Reproduce the listing below exactly, minus its pictures.

Dataset entries:
▬▬▬▬▬▬

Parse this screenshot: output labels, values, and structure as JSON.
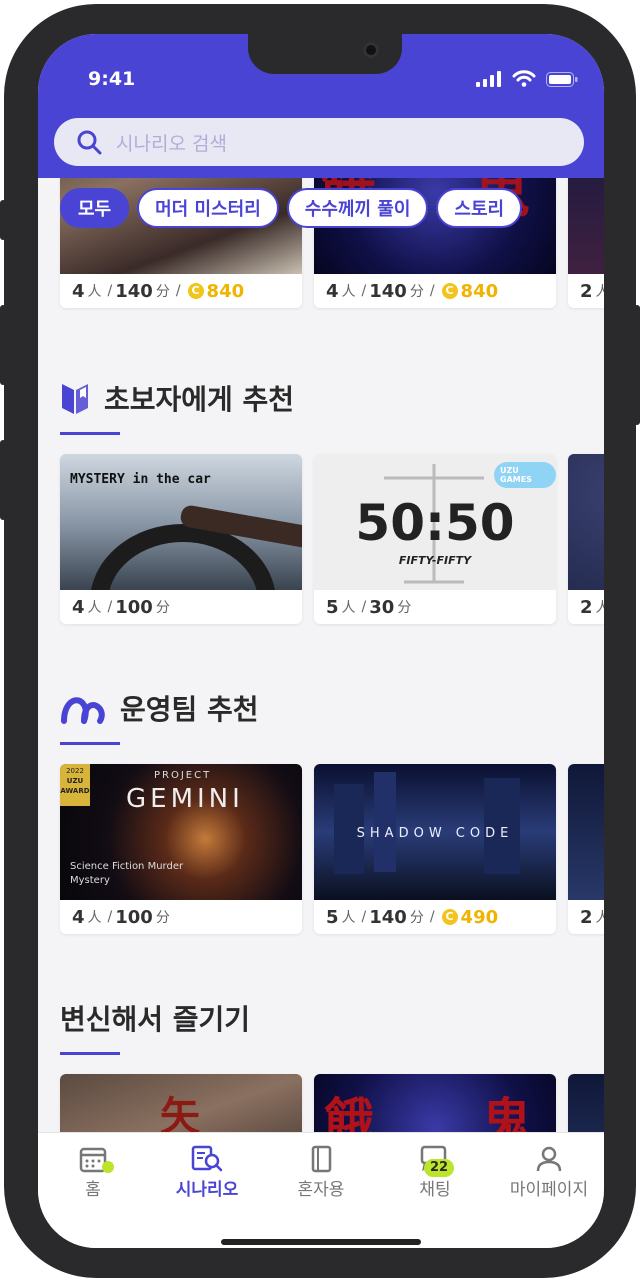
{
  "status_bar": {
    "time": "9:41"
  },
  "search": {
    "placeholder": "시나리오 검색"
  },
  "filters": [
    "모두",
    "머더 미스터리",
    "수수께끼 풀이",
    "스토리"
  ],
  "top_row": [
    {
      "players": "4",
      "players_unit": "人",
      "minutes": "140",
      "minutes_unit": "分",
      "cost": "840"
    },
    {
      "players": "4",
      "players_unit": "人",
      "minutes": "140",
      "minutes_unit": "分",
      "cost": "840"
    },
    {
      "players": "2",
      "players_unit": "人"
    }
  ],
  "sections": [
    {
      "title": "초보자에게 추천",
      "icon": "book-icon",
      "cards": [
        {
          "image_text": "MYSTERY in the car",
          "players": "4",
          "players_unit": "人",
          "minutes": "100",
          "minutes_unit": "分"
        },
        {
          "image_text": "50:50",
          "image_sub": "FIFTY-FIFTY",
          "image_logo": "UZU GAMES",
          "players": "5",
          "players_unit": "人",
          "minutes": "30",
          "minutes_unit": "分"
        },
        {
          "players": "2",
          "players_unit": "人"
        }
      ]
    },
    {
      "title": "운영팀 추천",
      "icon": "uzu-logo-icon",
      "cards": [
        {
          "image_text": "GEMINI",
          "image_pre": "PROJECT",
          "image_sub": "Science Fiction Murder Mystery",
          "image_badge": "UZU AWARD",
          "image_year": "2022",
          "players": "4",
          "players_unit": "人",
          "minutes": "100",
          "minutes_unit": "分"
        },
        {
          "image_text": "SHADOW CODE",
          "players": "5",
          "players_unit": "人",
          "minutes": "140",
          "minutes_unit": "分",
          "cost": "490"
        },
        {
          "players": "2",
          "players_unit": "人"
        }
      ]
    },
    {
      "title": "변신해서 즐기기"
    }
  ],
  "tabs": [
    {
      "label": "홈",
      "icon": "calendar-icon"
    },
    {
      "label": "시나리오",
      "icon": "scenario-search-icon",
      "active": true
    },
    {
      "label": "혼자용",
      "icon": "books-icon"
    },
    {
      "label": "채팅",
      "icon": "chat-icon",
      "badge": "22"
    },
    {
      "label": "마이페이지",
      "icon": "person-icon"
    }
  ],
  "colors": {
    "accent": "#4a44d4",
    "coin": "#f3c41c",
    "badge": "#bde32a"
  }
}
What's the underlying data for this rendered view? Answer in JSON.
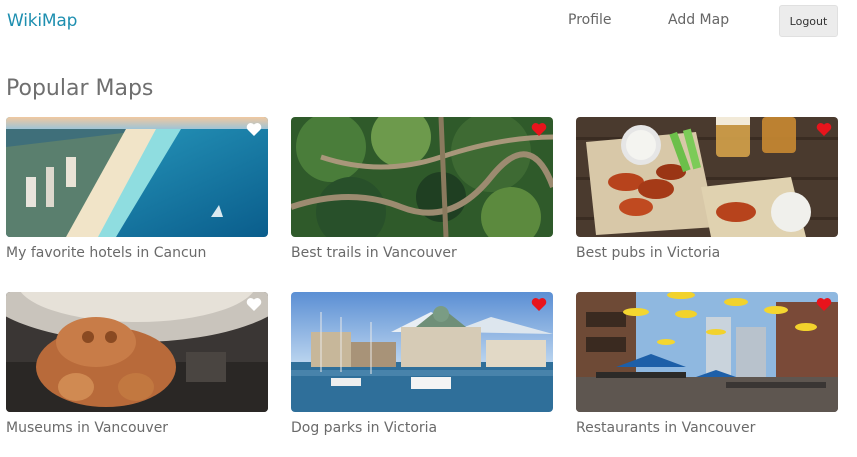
{
  "nav": {
    "brand": "WikiMap",
    "profile": "Profile",
    "add_map": "Add Map",
    "logout": "Logout"
  },
  "section_title": "Popular Maps",
  "colors": {
    "brand": "#1e8fb0",
    "heart_liked": "#e8141c",
    "heart_unliked": "#ffffff"
  },
  "maps": [
    {
      "title": "My favorite hotels in Cancun",
      "liked": false,
      "icon": "heart-icon"
    },
    {
      "title": "Best trails in Vancouver",
      "liked": true,
      "icon": "heart-icon"
    },
    {
      "title": "Best pubs in Victoria",
      "liked": true,
      "icon": "heart-icon"
    },
    {
      "title": "Museums in Vancouver",
      "liked": false,
      "icon": "heart-icon"
    },
    {
      "title": "Dog parks in Victoria",
      "liked": true,
      "icon": "heart-icon"
    },
    {
      "title": "Restaurants in Vancouver",
      "liked": true,
      "icon": "heart-icon"
    }
  ]
}
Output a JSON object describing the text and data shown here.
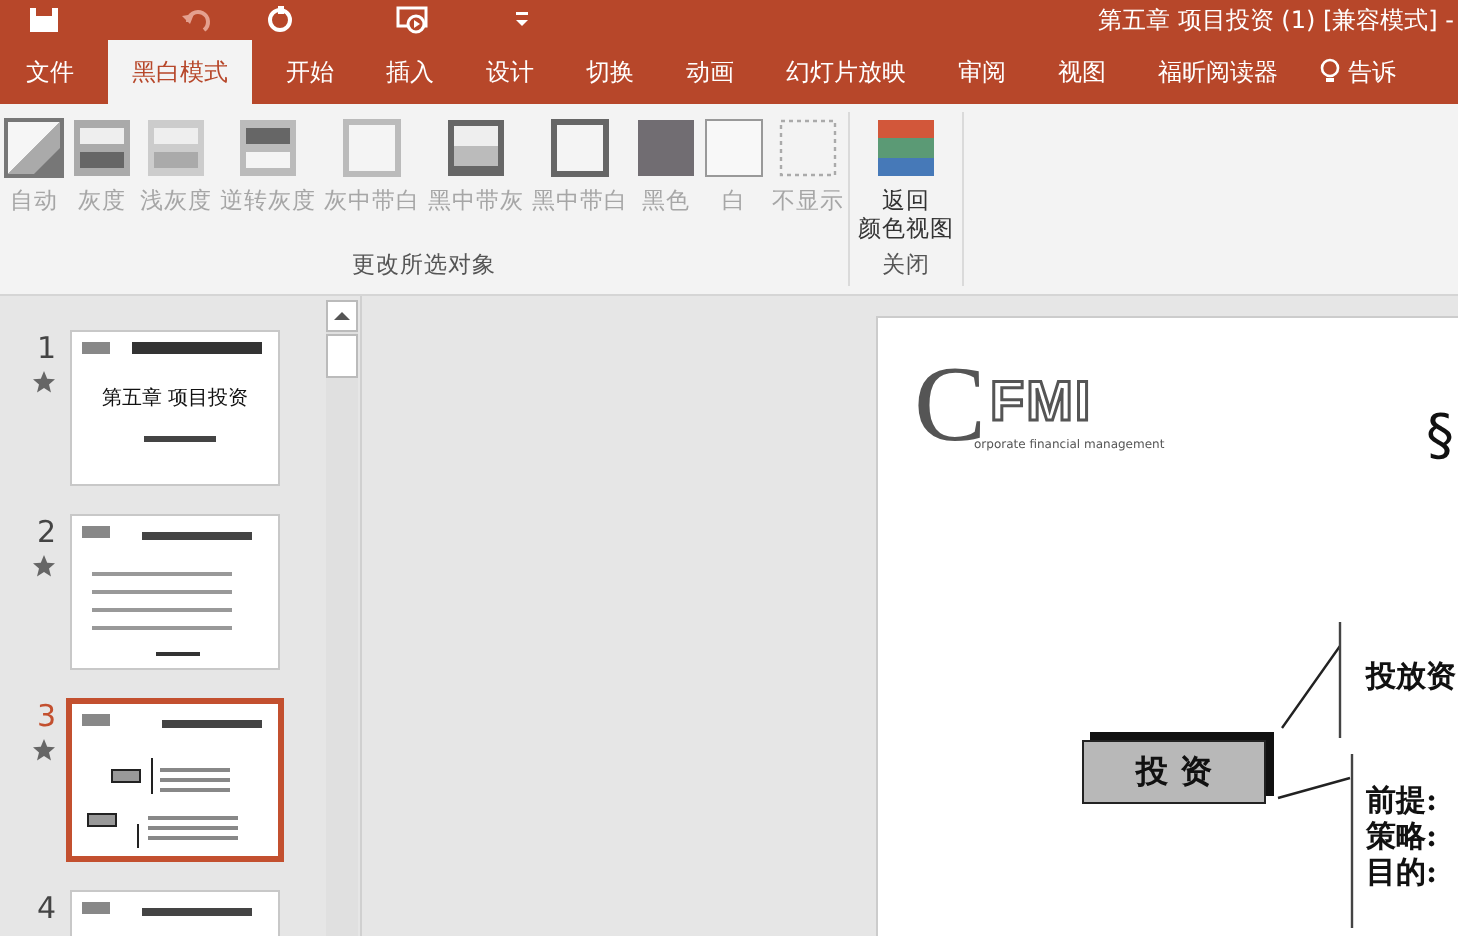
{
  "window": {
    "title": "第五章 项目投资 (1) [兼容模式] -"
  },
  "tabs": [
    {
      "label": "文件",
      "selected": false
    },
    {
      "label": "黑白模式",
      "selected": true
    },
    {
      "label": "开始",
      "selected": false
    },
    {
      "label": "插入",
      "selected": false
    },
    {
      "label": "设计",
      "selected": false
    },
    {
      "label": "切换",
      "selected": false
    },
    {
      "label": "动画",
      "selected": false
    },
    {
      "label": "幻灯片放映",
      "selected": false
    },
    {
      "label": "审阅",
      "selected": false
    },
    {
      "label": "视图",
      "selected": false
    },
    {
      "label": "福昕阅读器",
      "selected": false
    },
    {
      "label": "告诉",
      "selected": false,
      "kind": "tell"
    }
  ],
  "ribbon": {
    "groups": [
      {
        "label": "更改所选对象",
        "items": [
          {
            "label": "自动",
            "kind": "auto",
            "disabled": true
          },
          {
            "label": "灰度",
            "kind": "gray",
            "disabled": true
          },
          {
            "label": "浅灰度",
            "kind": "lightgray",
            "disabled": true
          },
          {
            "label": "逆转灰度",
            "kind": "inverse",
            "disabled": true
          },
          {
            "label": "灰中带白",
            "kind": "graywhite",
            "disabled": true
          },
          {
            "label": "黑中带灰",
            "kind": "blackgray",
            "disabled": true
          },
          {
            "label": "黑中带白",
            "kind": "blackwhite",
            "disabled": true
          },
          {
            "label": "黑色",
            "kind": "black",
            "disabled": true
          },
          {
            "label": "白",
            "kind": "white",
            "disabled": true
          },
          {
            "label": "不显示",
            "kind": "none",
            "disabled": true
          }
        ]
      },
      {
        "label": "关闭",
        "items": [
          {
            "label_lines": [
              "返回",
              "颜色视图"
            ],
            "kind": "color",
            "disabled": false
          }
        ]
      }
    ]
  },
  "slides": [
    {
      "number": "1",
      "selected": false,
      "animated": true,
      "title": "第五章 项目投资",
      "kind": "title"
    },
    {
      "number": "2",
      "selected": false,
      "animated": true,
      "kind": "list"
    },
    {
      "number": "3",
      "selected": true,
      "animated": true,
      "kind": "diagram"
    },
    {
      "number": "4",
      "selected": false,
      "animated": false,
      "kind": "header"
    }
  ],
  "slide": {
    "logo": {
      "letter": "C",
      "letters": "FMI",
      "tagline": "orporate financial management"
    },
    "heading": "§",
    "box": "投 资",
    "texts": [
      "投放资",
      "前提:",
      "策略:",
      "目的:"
    ]
  }
}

▬▬▬▬▬▬

ANSWER TO THE TASK:
Parse this screenshot: output labels, values, and structure as JSON.
{
  "status_bar": {
    "time": "9:41"
  },
  "search": {
    "placeholder": "시나리오 검색"
  },
  "filters": [
    "모두",
    "머더 미스터리",
    "수수께끼 풀이",
    "스토리"
  ],
  "top_row": [
    {
      "players": "4",
      "players_unit": "人",
      "minutes": "140",
      "minutes_unit": "分",
      "cost": "840"
    },
    {
      "players": "4",
      "players_unit": "人",
      "minutes": "140",
      "minutes_unit": "分",
      "cost": "840"
    },
    {
      "players": "2",
      "players_unit": "人"
    }
  ],
  "sections": [
    {
      "title": "초보자에게 추천",
      "icon": "book-icon",
      "cards": [
        {
          "image_text": "MYSTERY in the car",
          "players": "4",
          "players_unit": "人",
          "minutes": "100",
          "minutes_unit": "分"
        },
        {
          "image_text": "50:50",
          "image_sub": "FIFTY-FIFTY",
          "image_logo": "UZU GAMES",
          "players": "5",
          "players_unit": "人",
          "minutes": "30",
          "minutes_unit": "分"
        },
        {
          "players": "2",
          "players_unit": "人"
        }
      ]
    },
    {
      "title": "운영팀 추천",
      "icon": "uzu-logo-icon",
      "cards": [
        {
          "image_text": "GEMINI",
          "image_pre": "PROJECT",
          "image_sub": "Science Fiction Murder Mystery",
          "image_badge": "UZU AWARD",
          "image_year": "2022",
          "players": "4",
          "players_unit": "人",
          "minutes": "100",
          "minutes_unit": "分"
        },
        {
          "image_text": "SHADOW CODE",
          "players": "5",
          "players_unit": "人",
          "minutes": "140",
          "minutes_unit": "分",
          "cost": "490"
        },
        {
          "players": "2",
          "players_unit": "人"
        }
      ]
    },
    {
      "title": "변신해서 즐기기"
    }
  ],
  "tabs": [
    {
      "label": "홈",
      "icon": "calendar-icon"
    },
    {
      "label": "시나리오",
      "icon": "scenario-search-icon",
      "active": true
    },
    {
      "label": "혼자용",
      "icon": "books-icon"
    },
    {
      "label": "채팅",
      "icon": "chat-icon",
      "badge": "22"
    },
    {
      "label": "마이페이지",
      "icon": "person-icon"
    }
  ],
  "colors": {
    "accent": "#4a44d4",
    "coin": "#f3c41c",
    "badge": "#bde32a"
  }
}
What's the underlying data for this rendered view? Answer in JSON.
{
  "nav": {
    "brand": "WikiMap",
    "profile": "Profile",
    "add_map": "Add Map",
    "logout": "Logout"
  },
  "section_title": "Popular Maps",
  "colors": {
    "brand": "#1e8fb0",
    "heart_liked": "#e8141c",
    "heart_unliked": "#ffffff"
  },
  "maps": [
    {
      "title": "My favorite hotels in Cancun",
      "liked": false,
      "icon": "heart-icon"
    },
    {
      "title": "Best trails in Vancouver",
      "liked": true,
      "icon": "heart-icon"
    },
    {
      "title": "Best pubs in Victoria",
      "liked": true,
      "icon": "heart-icon"
    },
    {
      "title": "Museums in Vancouver",
      "liked": false,
      "icon": "heart-icon"
    },
    {
      "title": "Dog parks in Victoria",
      "liked": true,
      "icon": "heart-icon"
    },
    {
      "title": "Restaurants in Vancouver",
      "liked": true,
      "icon": "heart-icon"
    }
  ]
}
Output a JSON object describing the text and data shown here.
{
  "window": {
    "title": "第五章 项目投资 (1) [兼容模式] -"
  },
  "tabs": [
    {
      "label": "文件",
      "selected": false
    },
    {
      "label": "黑白模式",
      "selected": true
    },
    {
      "label": "开始",
      "selected": false
    },
    {
      "label": "插入",
      "selected": false
    },
    {
      "label": "设计",
      "selected": false
    },
    {
      "label": "切换",
      "selected": false
    },
    {
      "label": "动画",
      "selected": false
    },
    {
      "label": "幻灯片放映",
      "selected": false
    },
    {
      "label": "审阅",
      "selected": false
    },
    {
      "label": "视图",
      "selected": false
    },
    {
      "label": "福昕阅读器",
      "selected": false
    },
    {
      "label": "告诉",
      "selected": false,
      "kind": "tell"
    }
  ],
  "ribbon": {
    "groups": [
      {
        "label": "更改所选对象",
        "items": [
          {
            "label": "自动",
            "kind": "auto",
            "disabled": true
          },
          {
            "label": "灰度",
            "kind": "gray",
            "disabled": true
          },
          {
            "label": "浅灰度",
            "kind": "lightgray",
            "disabled": true
          },
          {
            "label": "逆转灰度",
            "kind": "inverse",
            "disabled": true
          },
          {
            "label": "灰中带白",
            "kind": "graywhite",
            "disabled": true
          },
          {
            "label": "黑中带灰",
            "kind": "blackgray",
            "disabled": true
          },
          {
            "label": "黑中带白",
            "kind": "blackwhite",
            "disabled": true
          },
          {
            "label": "黑色",
            "kind": "black",
            "disabled": true
          },
          {
            "label": "白",
            "kind": "white",
            "disabled": true
          },
          {
            "label": "不显示",
            "kind": "none",
            "disabled": true
          }
        ]
      },
      {
        "label": "关闭",
        "items": [
          {
            "label_lines": [
              "返回",
              "颜色视图"
            ],
            "kind": "color",
            "disabled": false
          }
        ]
      }
    ]
  },
  "slides": [
    {
      "number": "1",
      "selected": false,
      "animated": true,
      "title": "第五章 项目投资",
      "kind": "title"
    },
    {
      "number": "2",
      "selected": false,
      "animated": true,
      "kind": "list"
    },
    {
      "number": "3",
      "selected": true,
      "animated": true,
      "kind": "diagram"
    },
    {
      "number": "4",
      "selected": false,
      "animated": false,
      "kind": "header"
    }
  ],
  "slide": {
    "logo": {
      "letter": "C",
      "letters": "FMI",
      "tagline": "orporate financial management"
    },
    "heading": "§",
    "box": "投 资",
    "texts": [
      "投放资",
      "前提:",
      "策略:",
      "目的:"
    ]
  }
}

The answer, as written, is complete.